• [What you should do]: Lines containing the word "name" are to be located and copied.

┌──

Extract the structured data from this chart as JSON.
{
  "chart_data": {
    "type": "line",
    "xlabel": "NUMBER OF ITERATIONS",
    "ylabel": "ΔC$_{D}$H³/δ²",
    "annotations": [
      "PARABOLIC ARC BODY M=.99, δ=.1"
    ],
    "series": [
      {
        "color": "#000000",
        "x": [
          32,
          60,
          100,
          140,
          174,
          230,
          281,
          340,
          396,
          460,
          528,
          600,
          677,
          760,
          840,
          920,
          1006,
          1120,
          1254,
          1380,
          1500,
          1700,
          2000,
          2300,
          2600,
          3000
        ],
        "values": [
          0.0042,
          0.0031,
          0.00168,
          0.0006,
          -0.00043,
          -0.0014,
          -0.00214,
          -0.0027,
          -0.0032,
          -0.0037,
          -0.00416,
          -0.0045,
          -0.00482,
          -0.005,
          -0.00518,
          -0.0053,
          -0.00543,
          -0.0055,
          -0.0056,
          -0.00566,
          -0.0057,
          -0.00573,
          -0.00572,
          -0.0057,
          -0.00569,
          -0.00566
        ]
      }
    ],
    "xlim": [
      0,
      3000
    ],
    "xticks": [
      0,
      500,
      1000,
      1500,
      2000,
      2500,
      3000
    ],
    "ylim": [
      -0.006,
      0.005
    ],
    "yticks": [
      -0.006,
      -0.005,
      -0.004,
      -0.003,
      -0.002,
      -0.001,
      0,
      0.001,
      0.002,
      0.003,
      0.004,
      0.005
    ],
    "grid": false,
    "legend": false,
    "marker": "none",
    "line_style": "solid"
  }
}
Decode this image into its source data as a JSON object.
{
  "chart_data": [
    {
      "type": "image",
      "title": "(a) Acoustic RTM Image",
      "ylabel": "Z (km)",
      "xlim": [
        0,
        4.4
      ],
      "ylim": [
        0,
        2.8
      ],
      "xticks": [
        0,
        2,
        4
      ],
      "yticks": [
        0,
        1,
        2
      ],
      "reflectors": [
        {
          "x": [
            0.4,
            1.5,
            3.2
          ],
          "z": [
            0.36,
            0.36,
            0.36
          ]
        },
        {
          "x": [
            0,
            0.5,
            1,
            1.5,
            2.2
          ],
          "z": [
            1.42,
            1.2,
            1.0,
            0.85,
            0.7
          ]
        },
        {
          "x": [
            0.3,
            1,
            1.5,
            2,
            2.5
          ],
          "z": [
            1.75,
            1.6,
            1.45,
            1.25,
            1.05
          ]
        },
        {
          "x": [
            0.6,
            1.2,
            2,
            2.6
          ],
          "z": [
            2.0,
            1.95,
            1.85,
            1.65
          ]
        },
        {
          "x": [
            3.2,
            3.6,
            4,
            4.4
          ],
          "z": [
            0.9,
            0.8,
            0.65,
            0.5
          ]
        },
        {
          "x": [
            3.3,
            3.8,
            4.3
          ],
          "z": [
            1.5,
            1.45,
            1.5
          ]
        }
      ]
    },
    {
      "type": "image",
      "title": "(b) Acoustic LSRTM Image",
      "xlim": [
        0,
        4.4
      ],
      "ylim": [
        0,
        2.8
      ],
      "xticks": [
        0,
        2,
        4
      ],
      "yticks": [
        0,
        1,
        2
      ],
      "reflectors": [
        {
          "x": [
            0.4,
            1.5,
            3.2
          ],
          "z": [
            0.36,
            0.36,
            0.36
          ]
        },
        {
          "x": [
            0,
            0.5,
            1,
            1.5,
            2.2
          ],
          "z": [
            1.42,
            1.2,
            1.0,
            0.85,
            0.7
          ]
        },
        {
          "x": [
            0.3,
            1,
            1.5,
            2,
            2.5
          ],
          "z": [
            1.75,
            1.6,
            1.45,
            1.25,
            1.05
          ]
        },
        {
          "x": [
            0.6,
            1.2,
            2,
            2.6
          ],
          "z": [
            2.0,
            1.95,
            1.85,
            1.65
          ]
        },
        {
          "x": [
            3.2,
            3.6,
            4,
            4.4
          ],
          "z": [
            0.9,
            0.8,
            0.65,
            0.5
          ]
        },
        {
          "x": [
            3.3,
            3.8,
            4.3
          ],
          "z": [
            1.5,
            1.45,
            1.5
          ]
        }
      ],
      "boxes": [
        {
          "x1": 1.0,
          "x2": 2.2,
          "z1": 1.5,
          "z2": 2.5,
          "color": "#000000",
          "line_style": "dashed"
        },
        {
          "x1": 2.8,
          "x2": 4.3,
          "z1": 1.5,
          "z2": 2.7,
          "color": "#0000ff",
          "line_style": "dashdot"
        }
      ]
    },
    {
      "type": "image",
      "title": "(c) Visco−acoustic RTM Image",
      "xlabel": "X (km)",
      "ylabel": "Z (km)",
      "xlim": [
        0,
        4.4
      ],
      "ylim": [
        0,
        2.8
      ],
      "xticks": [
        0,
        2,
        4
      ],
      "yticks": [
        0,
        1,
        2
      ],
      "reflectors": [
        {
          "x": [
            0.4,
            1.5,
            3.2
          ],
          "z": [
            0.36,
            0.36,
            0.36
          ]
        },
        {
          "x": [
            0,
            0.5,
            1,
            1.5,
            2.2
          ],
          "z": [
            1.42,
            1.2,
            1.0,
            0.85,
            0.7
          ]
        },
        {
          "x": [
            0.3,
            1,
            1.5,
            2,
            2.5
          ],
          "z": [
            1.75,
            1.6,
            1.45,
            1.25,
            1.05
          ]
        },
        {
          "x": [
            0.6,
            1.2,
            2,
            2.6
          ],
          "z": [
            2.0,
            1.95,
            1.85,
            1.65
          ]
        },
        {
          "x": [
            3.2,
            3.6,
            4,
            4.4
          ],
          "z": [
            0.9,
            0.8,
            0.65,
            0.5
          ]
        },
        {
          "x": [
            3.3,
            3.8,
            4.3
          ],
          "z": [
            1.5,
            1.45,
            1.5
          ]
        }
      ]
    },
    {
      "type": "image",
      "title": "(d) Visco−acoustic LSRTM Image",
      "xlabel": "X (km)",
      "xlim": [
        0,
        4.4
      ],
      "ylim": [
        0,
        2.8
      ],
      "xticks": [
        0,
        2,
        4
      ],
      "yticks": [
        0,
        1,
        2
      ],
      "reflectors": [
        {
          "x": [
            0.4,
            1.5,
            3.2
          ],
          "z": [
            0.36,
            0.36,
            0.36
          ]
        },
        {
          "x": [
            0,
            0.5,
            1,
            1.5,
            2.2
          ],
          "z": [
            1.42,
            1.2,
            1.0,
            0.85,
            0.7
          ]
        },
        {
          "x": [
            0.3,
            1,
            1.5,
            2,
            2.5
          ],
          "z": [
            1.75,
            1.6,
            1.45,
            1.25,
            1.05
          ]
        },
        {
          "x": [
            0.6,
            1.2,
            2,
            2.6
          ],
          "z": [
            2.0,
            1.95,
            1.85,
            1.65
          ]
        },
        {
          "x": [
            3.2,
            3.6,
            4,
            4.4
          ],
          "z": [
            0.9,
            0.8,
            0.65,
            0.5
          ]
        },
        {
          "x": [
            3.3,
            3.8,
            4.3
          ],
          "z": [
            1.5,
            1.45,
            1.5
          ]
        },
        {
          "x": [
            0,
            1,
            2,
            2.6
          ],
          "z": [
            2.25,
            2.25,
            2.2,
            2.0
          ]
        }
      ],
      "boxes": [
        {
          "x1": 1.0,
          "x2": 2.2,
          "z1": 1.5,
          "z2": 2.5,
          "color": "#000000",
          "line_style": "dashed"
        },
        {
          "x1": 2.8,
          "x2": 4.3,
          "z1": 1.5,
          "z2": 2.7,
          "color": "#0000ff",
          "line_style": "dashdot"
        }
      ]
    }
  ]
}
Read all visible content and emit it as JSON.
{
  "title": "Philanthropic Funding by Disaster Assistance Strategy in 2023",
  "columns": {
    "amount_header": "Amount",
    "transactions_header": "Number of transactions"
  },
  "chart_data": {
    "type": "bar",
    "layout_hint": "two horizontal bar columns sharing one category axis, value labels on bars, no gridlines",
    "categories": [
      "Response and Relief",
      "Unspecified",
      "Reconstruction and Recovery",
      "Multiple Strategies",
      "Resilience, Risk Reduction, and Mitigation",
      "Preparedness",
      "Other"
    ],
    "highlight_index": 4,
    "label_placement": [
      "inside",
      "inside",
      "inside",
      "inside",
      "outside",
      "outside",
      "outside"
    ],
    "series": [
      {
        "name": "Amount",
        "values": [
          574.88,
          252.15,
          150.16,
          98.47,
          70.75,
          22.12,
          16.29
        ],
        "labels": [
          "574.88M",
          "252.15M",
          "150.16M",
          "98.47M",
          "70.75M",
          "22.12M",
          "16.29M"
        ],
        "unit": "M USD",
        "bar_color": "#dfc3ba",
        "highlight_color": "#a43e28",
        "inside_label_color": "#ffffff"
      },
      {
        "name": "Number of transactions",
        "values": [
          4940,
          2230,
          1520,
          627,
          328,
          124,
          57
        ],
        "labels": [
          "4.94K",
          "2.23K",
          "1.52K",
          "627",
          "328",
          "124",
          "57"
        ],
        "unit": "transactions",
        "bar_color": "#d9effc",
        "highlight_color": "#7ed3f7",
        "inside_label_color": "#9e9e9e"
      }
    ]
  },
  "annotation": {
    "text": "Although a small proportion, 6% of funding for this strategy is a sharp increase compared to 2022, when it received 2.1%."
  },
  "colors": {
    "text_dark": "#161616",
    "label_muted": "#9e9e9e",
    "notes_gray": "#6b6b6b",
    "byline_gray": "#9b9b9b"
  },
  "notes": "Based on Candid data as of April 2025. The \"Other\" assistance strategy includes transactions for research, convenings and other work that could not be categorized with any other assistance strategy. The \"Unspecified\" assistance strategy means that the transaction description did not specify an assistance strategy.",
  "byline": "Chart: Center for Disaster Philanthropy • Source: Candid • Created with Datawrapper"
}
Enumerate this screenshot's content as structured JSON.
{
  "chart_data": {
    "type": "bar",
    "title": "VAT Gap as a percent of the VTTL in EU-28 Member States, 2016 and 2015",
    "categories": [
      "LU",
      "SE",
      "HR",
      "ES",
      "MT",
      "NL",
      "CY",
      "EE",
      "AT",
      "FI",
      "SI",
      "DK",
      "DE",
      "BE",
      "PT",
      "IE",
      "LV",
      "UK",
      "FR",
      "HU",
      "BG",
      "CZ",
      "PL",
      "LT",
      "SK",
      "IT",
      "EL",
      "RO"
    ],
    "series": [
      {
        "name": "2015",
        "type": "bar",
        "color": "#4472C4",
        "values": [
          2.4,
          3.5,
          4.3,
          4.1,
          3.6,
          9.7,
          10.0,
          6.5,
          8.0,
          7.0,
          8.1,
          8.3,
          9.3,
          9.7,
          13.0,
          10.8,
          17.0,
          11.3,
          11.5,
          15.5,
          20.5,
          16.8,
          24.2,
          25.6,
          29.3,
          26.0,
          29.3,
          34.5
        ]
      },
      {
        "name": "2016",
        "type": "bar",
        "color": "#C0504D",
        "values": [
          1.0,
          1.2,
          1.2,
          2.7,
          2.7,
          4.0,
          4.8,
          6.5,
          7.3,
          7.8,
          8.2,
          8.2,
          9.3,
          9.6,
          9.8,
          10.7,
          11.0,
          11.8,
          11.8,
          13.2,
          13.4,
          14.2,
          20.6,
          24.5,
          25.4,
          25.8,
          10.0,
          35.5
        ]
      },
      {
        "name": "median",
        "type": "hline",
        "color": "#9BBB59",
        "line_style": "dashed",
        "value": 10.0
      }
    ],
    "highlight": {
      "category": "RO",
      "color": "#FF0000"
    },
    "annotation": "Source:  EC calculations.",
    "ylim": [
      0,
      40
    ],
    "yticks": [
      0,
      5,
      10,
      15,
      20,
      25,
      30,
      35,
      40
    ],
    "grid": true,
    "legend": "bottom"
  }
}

└──

• [Output below]:
        "name": "Amount",
        "name": "Number of transactions",
        "name": "2015",
        "name": "2016",
        "name": "median",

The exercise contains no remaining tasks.